◆ What the task requires
Can you give the entries below again with "bar-block" substituted for every "bar-segment", with everything else unchanged and the pictures left out?

Extracted entries
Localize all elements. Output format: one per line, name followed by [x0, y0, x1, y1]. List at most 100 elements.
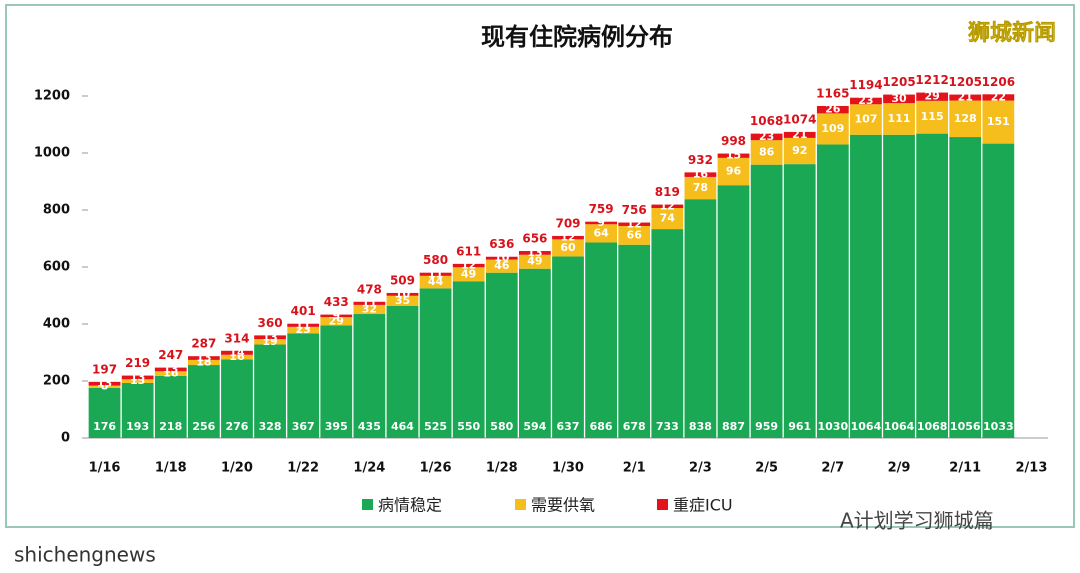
value-label: 395 [325, 420, 348, 433]
total-label: 759 [589, 202, 614, 216]
bar-segment [618, 222, 651, 226]
x-tick-label: 1/26 [420, 461, 452, 476]
bar-segment [883, 134, 915, 438]
value-label: 276 [225, 420, 248, 433]
bar-segment [618, 225, 651, 245]
value-label: 30 [891, 92, 907, 105]
bar-segment [287, 326, 320, 334]
value-label: 12 [660, 199, 675, 212]
bar-segment [916, 92, 949, 101]
value-label: 44 [428, 275, 444, 288]
bar-segment [783, 131, 816, 138]
value-label: 525 [424, 420, 447, 433]
value-label: 13 [527, 246, 542, 259]
y-tick-label: 1000 [34, 146, 70, 161]
value-label: 9 [597, 216, 605, 229]
bar-segment [816, 113, 849, 145]
y-tick-label: 800 [43, 203, 70, 218]
value-label: 367 [292, 420, 315, 433]
bar-segment [552, 235, 584, 240]
y-tick-label: 1200 [34, 89, 70, 104]
value-label: 21 [958, 91, 973, 104]
value-label: 23 [858, 94, 873, 107]
total-label: 1205 [949, 75, 982, 89]
bar-segment [750, 140, 783, 165]
x-tick-label: 2/9 [888, 461, 911, 476]
value-label: 176 [93, 420, 116, 433]
bar-segment [320, 325, 353, 438]
value-label: 686 [590, 420, 613, 433]
total-label: 656 [522, 232, 547, 246]
value-label: 12 [461, 259, 476, 272]
source-right: A计划学习狮城篇 [840, 509, 994, 533]
bar-segment [320, 317, 353, 326]
value-label: 1030 [818, 420, 849, 433]
value-label: 66 [627, 228, 643, 241]
bar-segment [221, 359, 253, 438]
value-label: 86 [759, 145, 775, 158]
value-label: 11 [362, 296, 377, 309]
value-label: 13 [97, 377, 112, 390]
bar-segment [949, 137, 982, 439]
bar-segment [585, 221, 617, 225]
value-label: 594 [523, 420, 546, 433]
bar-segment [254, 344, 286, 438]
bar-segment [386, 305, 419, 438]
value-label: 9 [332, 309, 340, 322]
value-label: 961 [788, 420, 811, 433]
bar-segment [684, 176, 717, 200]
bar-segment [88, 387, 121, 438]
value-label: 1064 [851, 420, 882, 433]
bar-segment [452, 263, 485, 268]
bar-segment [419, 272, 452, 276]
total-label: 756 [622, 203, 647, 217]
x-tick-label: 1/18 [155, 461, 187, 476]
bar-segment [353, 314, 386, 438]
bar-segment [121, 379, 154, 383]
bar-segment [717, 157, 750, 186]
bar-segment [949, 94, 982, 101]
x-tick-label: 1/28 [486, 461, 518, 476]
bar-segment [585, 242, 617, 438]
value-label: 637 [557, 420, 580, 433]
value-label: 49 [461, 267, 476, 280]
value-label: 32 [362, 302, 377, 315]
value-label: 8 [101, 380, 109, 393]
total-label: 636 [489, 237, 514, 251]
value-label: 22 [991, 90, 1006, 103]
bar-segment [816, 144, 849, 438]
bar-segment [485, 272, 518, 438]
bar-segment [386, 292, 419, 296]
y-tick-label: 400 [43, 317, 70, 332]
value-label: 96 [726, 165, 742, 178]
value-label: 109 [821, 122, 844, 135]
bar-segment [816, 105, 849, 114]
chart-title: 现有住院病例分布 [481, 23, 673, 51]
legend-swatch [515, 499, 526, 510]
bar-segment [651, 204, 684, 209]
value-label: 60 [560, 241, 576, 254]
bar-segment [949, 100, 982, 138]
bar-segment [419, 275, 452, 289]
bar-segment [519, 268, 551, 438]
total-label: 314 [224, 331, 249, 345]
value-label: 16 [693, 168, 709, 181]
value-label: 435 [358, 420, 381, 433]
bar-segment [187, 359, 220, 366]
value-label: 29 [924, 90, 939, 103]
bar-segment [519, 254, 551, 269]
bar-segment [154, 367, 187, 372]
value-label: 10 [395, 287, 411, 300]
bar-segment [585, 224, 617, 243]
bar-segment [121, 375, 154, 380]
total-label: 1206 [982, 75, 1015, 89]
bar-segment [850, 134, 882, 438]
value-label: 14 [229, 346, 245, 359]
total-label: 819 [655, 185, 680, 199]
y-tick-label: 600 [43, 260, 70, 275]
bar-segment [452, 267, 485, 282]
bar-segment [221, 354, 253, 360]
value-label: 49 [527, 255, 542, 268]
value-label: 11 [296, 318, 311, 331]
bar-segment [916, 100, 949, 134]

◆ Solution to the exercise
Localize all elements. Output format: one per line, name followed by [x0, y0, x1, y1]. List at most 100 elements.
value-label: 395 [325, 420, 348, 433]
total-label: 759 [589, 202, 614, 216]
bar-block [618, 222, 651, 226]
x-tick-label: 1/26 [420, 461, 452, 476]
bar-block [883, 134, 915, 438]
value-label: 276 [225, 420, 248, 433]
bar-block [618, 225, 651, 245]
value-label: 30 [891, 92, 907, 105]
bar-block [287, 326, 320, 334]
value-label: 12 [660, 199, 675, 212]
bar-block [916, 92, 949, 101]
value-label: 44 [428, 275, 444, 288]
bar-block [783, 131, 816, 138]
value-label: 525 [424, 420, 447, 433]
value-label: 13 [527, 246, 542, 259]
y-tick-label: 1000 [34, 146, 70, 161]
value-label: 9 [597, 216, 605, 229]
bar-block [816, 113, 849, 145]
y-tick-label: 800 [43, 203, 70, 218]
value-label: 367 [292, 420, 315, 433]
bar-block [552, 235, 584, 240]
y-tick-label: 1200 [34, 89, 70, 104]
value-label: 21 [958, 91, 973, 104]
value-label: 23 [858, 94, 873, 107]
total-label: 1205 [949, 75, 982, 89]
bar-block [750, 140, 783, 165]
x-tick-label: 2/9 [888, 461, 911, 476]
value-label: 176 [93, 420, 116, 433]
bar-block [320, 325, 353, 438]
value-label: 686 [590, 420, 613, 433]
total-label: 656 [522, 232, 547, 246]
value-label: 12 [461, 259, 476, 272]
source-right: A计划学习狮城篇 [840, 509, 994, 533]
bar-block [320, 317, 353, 326]
value-label: 1030 [818, 420, 849, 433]
value-label: 66 [627, 228, 643, 241]
bar-block [221, 359, 253, 438]
value-label: 86 [759, 145, 775, 158]
value-label: 11 [362, 296, 377, 309]
value-label: 13 [97, 377, 112, 390]
bar-block [949, 137, 982, 439]
bar-block [585, 221, 617, 225]
value-label: 594 [523, 420, 546, 433]
bar-block [254, 344, 286, 438]
bar-block [386, 305, 419, 438]
value-label: 9 [332, 309, 340, 322]
value-label: 961 [788, 420, 811, 433]
bar-block [684, 176, 717, 200]
bar-block [88, 387, 121, 438]
value-label: 1064 [851, 420, 882, 433]
bar-block [452, 263, 485, 268]
bar-block [419, 272, 452, 276]
total-label: 756 [622, 203, 647, 217]
x-tick-label: 1/18 [155, 461, 187, 476]
bar-block [353, 314, 386, 438]
bar-block [121, 379, 154, 383]
bar-block [717, 157, 750, 186]
bar-block [949, 94, 982, 101]
x-tick-label: 1/28 [486, 461, 518, 476]
bar-block [585, 242, 617, 438]
value-label: 637 [557, 420, 580, 433]
value-label: 49 [461, 267, 476, 280]
value-label: 32 [362, 302, 377, 315]
value-label: 8 [101, 380, 109, 393]
total-label: 636 [489, 237, 514, 251]
value-label: 22 [991, 90, 1006, 103]
bar-block [816, 144, 849, 438]
bar-block [485, 272, 518, 438]
bar-block [386, 292, 419, 296]
y-tick-label: 400 [43, 317, 70, 332]
value-label: 96 [726, 165, 742, 178]
value-label: 109 [821, 122, 844, 135]
bar-block [816, 105, 849, 114]
chart-title: 现有住院病例分布 [481, 23, 673, 51]
legend-swatch [515, 499, 526, 510]
bar-block [651, 204, 684, 209]
value-label: 60 [560, 241, 576, 254]
bar-block [949, 100, 982, 138]
bar-block [419, 275, 452, 289]
bar-block [519, 268, 551, 438]
total-label: 314 [224, 331, 249, 345]
value-label: 16 [693, 168, 709, 181]
value-label: 435 [358, 420, 381, 433]
bar-block [187, 359, 220, 366]
value-label: 29 [924, 90, 939, 103]
bar-block [519, 254, 551, 269]
bar-block [154, 367, 187, 372]
value-label: 10 [395, 287, 411, 300]
bar-block [585, 224, 617, 243]
bar-block [121, 375, 154, 380]
total-label: 1206 [982, 75, 1015, 89]
bar-block [850, 134, 882, 438]
value-label: 14 [229, 346, 245, 359]
total-label: 819 [655, 185, 680, 199]
y-tick-label: 600 [43, 260, 70, 275]
bar-block [452, 267, 485, 282]
bar-block [221, 354, 253, 360]
value-label: 49 [527, 255, 542, 268]
value-label: 11 [296, 318, 311, 331]
bar-block [916, 100, 949, 134]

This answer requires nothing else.